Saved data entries
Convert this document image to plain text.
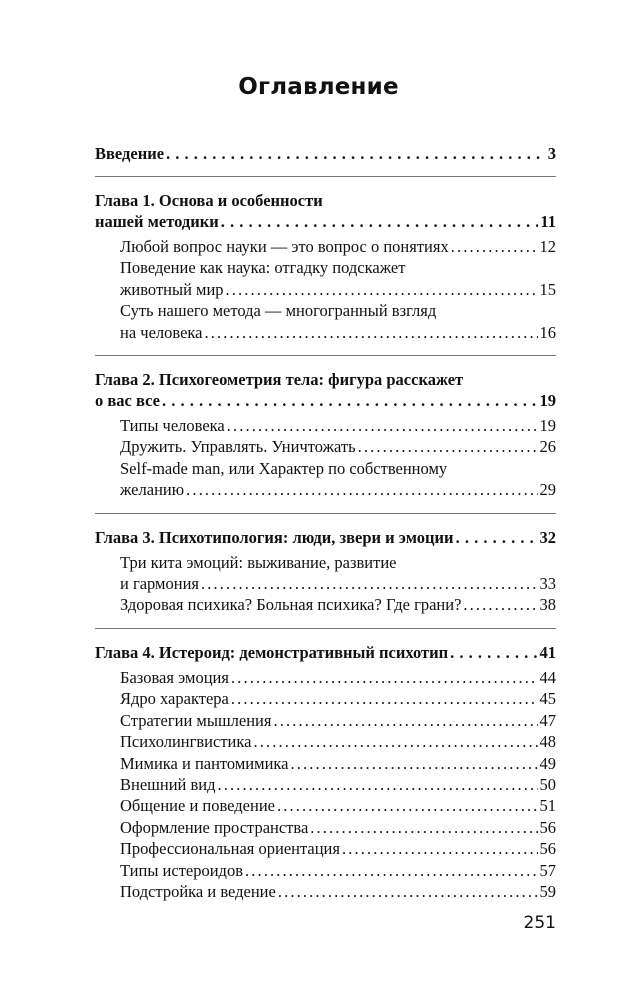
Оглавление
Введение . . .	3
Глава 1. Основа и особенности
нашей методики . . .	11
Любой вопрос науки — это вопрос о понятиях . . .	12
Поведение как наука: отгадку подскажет
животный мир . . .	15
Суть нашего метода — многогранный взгляд
на человека . . .	16
Глава 2. Психогеометрия тела: фигура расскажет
о вас все . . .	19
Типы человека . . .	19
Дружить. Управлять. Уничтожать . . .	26
Self-made man, или Характер по собственному
желанию . . .	29
Глава 3. Психотипология: люди, звери и эмоции . . .	32
Три кита эмоций: выживание, развитие
и гармония . . .	33
Здоровая психика? Больная психика? Где грани? . . .	38
Глава 4. Истероид: демонстративный психотип . . .	41
Базовая эмоция . . .	44
Ядро характера . . .	45
Стратегии мышления . . .	47
Психолингвистика . . .	48
Мимика и пантомимика . . .	49
Внешний вид . . .	50
Общение и поведение . . .	51
Оформление пространства . . .	56
Профессиональная ориентация . . .	56
Типы истероидов . . .	57
Подстройка и ведение . . .	59
251
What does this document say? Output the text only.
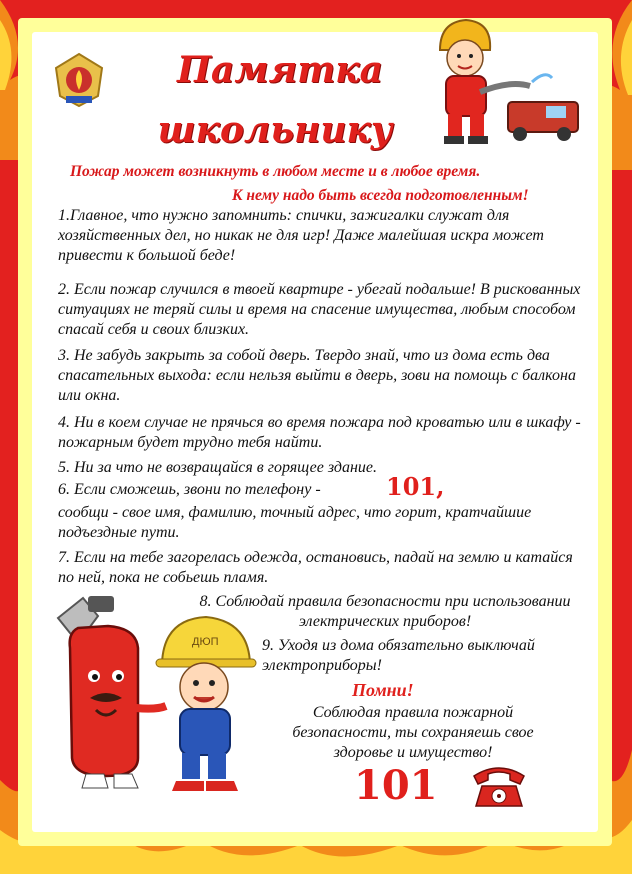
Памятка
школьнику
Пожар может возникнуть в любом месте и в любое время.
К нему надо быть всегда подготовленным!
1.Главное, что нужно запомнить: спички, зажигалки служат для хозяйственных дел, но никак не для игр! Даже малейшая искра может привести к большой беде!
2. Если пожар случился в твоей квартире - убегай подальше! В рискованных ситуациях не теряй силы и время на спасение имущества, любым способом спасай себя и своих близких.
3. Не забудь закрыть за собой дверь. Твердо знай, что из дома есть два спасательных выхода: если нельзя выйти в дверь, зови на помощь с балкона или окна.
4. Ни в коем случае не прячься во время пожара под кроватью или в шкафу - пожарным будет трудно тебя найти.
5. Ни за что не возвращайся в горящее здание.
6. Если сможешь, звони по телефону -	101,
сообщи - свое имя, фамилию, точный адрес, что горит, кратчайшие подъездные пути.
7. Если на тебе загорелась одежда, остановись, падай на землю и катайся по ней, пока не собьешь пламя.
8. Соблюдай правила безопасности при использовании электрических приборов!
9. Уходя из дома обязательно выключай электроприборы!
ДЮП
Помни!
Соблюдая правила пожарной безопасности, ты сохраняешь свое здоровье и имущество!
101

PROBLEM TO WORK ON
With pictures left out, extract the lines from the one containing "What does this" to the end of the material above, both included, exactly as written.

CORRECT RESULT
What does this document say? Output the text only.
Памятка
школьнику
Пожар может возникнуть в любом месте и в любое время.
К нему надо быть всегда подготовленным!
1.Главное, что нужно запомнить: спички, зажигалки служат для хозяйственных дел, но никак не для игр! Даже малейшая искра может привести к большой беде!
2. Если пожар случился в твоей квартире - убегай подальше! В рискованных ситуациях не теряй силы и время на спасение имущества, любым способом спасай себя и своих близких.
3. Не забудь закрыть за собой дверь. Твердо знай, что из дома есть два спасательных выхода: если нельзя выйти в дверь, зови на помощь с балкона или окна.
4. Ни в коем случае не прячься во время пожара под кроватью или в шкафу - пожарным будет трудно тебя найти.
5. Ни за что не возвращайся в горящее здание.
6. Если сможешь, звони по телефону -	101,
сообщи - свое имя, фамилию, точный адрес, что горит, кратчайшие подъездные пути.
7. Если на тебе загорелась одежда, остановись, падай на землю и катайся по ней, пока не собьешь пламя.
8. Соблюдай правила безопасности при использовании электрических приборов!
9. Уходя из дома обязательно выключай электроприборы!
ДЮП
Помни!
Соблюдая правила пожарной безопасности, ты сохраняешь свое здоровье и имущество!
101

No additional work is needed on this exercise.